Task requirements: Keep only the lines of the listing that include the word "JSON", and copy them.

The records:
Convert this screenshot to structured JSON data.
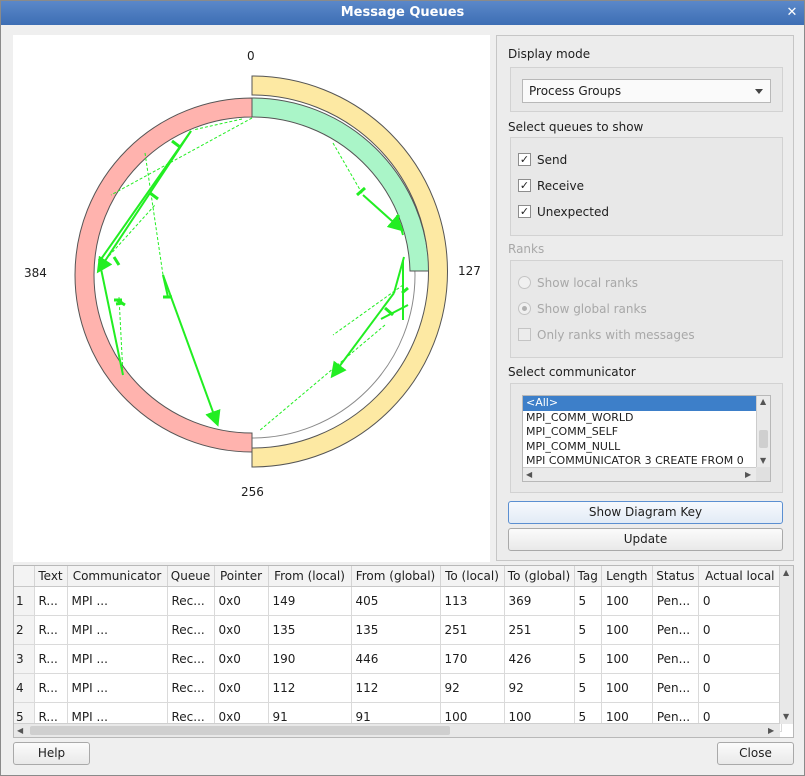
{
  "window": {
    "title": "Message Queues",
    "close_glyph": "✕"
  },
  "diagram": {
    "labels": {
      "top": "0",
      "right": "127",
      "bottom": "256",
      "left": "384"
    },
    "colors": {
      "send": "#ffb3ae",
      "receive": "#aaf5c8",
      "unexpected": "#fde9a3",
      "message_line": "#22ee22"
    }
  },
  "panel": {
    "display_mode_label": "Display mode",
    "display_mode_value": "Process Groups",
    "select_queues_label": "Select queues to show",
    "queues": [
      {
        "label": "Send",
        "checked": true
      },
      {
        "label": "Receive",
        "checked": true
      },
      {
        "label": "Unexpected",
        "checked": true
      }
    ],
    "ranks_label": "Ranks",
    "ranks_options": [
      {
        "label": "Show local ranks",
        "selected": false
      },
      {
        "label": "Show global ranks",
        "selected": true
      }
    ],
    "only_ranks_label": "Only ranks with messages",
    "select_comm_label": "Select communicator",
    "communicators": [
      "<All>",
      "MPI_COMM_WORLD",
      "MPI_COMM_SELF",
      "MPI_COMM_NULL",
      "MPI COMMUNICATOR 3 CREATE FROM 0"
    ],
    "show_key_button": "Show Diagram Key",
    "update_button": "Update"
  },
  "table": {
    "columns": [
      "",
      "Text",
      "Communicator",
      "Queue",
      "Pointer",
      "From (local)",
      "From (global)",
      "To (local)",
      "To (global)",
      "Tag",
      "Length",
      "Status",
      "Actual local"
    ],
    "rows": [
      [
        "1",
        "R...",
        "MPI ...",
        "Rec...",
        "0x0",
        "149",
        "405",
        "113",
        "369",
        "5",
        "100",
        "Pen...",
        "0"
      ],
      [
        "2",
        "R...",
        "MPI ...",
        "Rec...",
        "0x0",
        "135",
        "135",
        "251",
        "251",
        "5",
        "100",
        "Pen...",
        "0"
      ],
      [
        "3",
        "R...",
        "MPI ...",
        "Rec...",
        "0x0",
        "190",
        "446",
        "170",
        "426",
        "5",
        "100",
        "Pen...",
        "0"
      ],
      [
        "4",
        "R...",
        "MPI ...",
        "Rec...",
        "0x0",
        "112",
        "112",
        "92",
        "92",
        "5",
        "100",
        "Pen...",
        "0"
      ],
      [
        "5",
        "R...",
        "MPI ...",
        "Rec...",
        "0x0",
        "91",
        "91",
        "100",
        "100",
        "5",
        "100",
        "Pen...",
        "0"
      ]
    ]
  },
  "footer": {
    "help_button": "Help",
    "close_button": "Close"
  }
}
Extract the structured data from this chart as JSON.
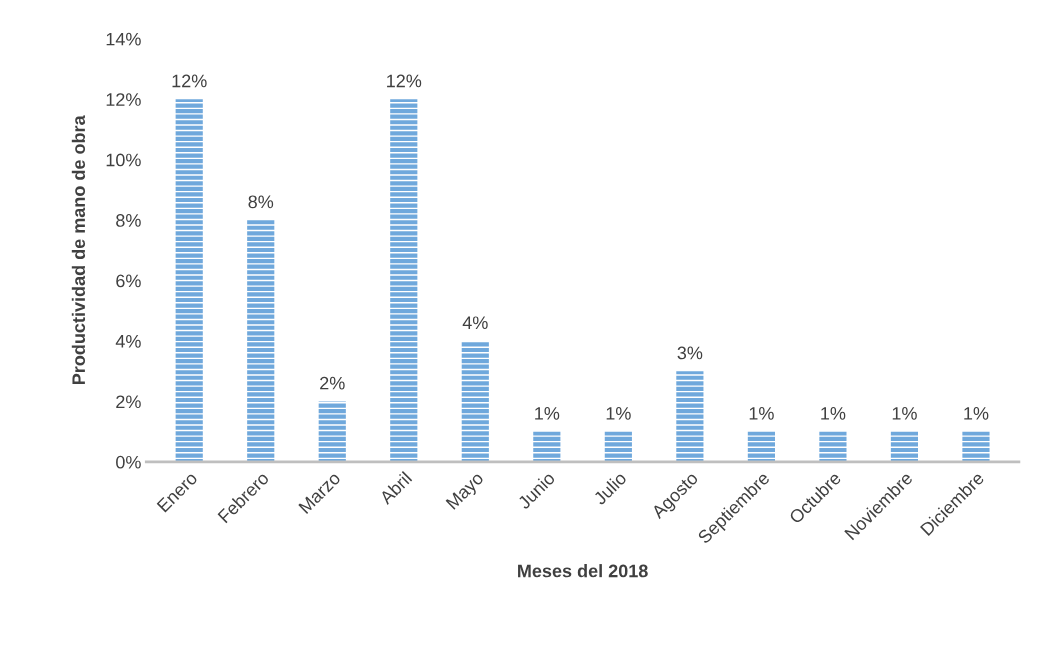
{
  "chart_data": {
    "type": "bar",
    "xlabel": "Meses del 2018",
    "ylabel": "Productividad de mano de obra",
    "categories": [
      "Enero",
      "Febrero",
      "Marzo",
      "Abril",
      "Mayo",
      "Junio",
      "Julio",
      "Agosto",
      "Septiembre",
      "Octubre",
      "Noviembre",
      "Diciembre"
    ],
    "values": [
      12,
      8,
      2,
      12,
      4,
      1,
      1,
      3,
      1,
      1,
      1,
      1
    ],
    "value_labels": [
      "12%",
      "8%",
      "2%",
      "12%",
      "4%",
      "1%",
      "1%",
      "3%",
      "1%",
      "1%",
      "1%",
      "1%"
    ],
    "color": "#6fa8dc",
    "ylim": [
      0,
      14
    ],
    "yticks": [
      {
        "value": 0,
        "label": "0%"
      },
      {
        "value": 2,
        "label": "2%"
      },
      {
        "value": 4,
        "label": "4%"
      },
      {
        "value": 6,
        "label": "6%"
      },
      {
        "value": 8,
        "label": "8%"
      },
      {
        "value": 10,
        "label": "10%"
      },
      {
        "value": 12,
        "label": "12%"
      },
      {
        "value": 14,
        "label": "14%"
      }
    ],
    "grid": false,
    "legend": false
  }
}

Output of the task:
Convert this screenshot to structured JSON data.
Extract the structured data from this chart as JSON.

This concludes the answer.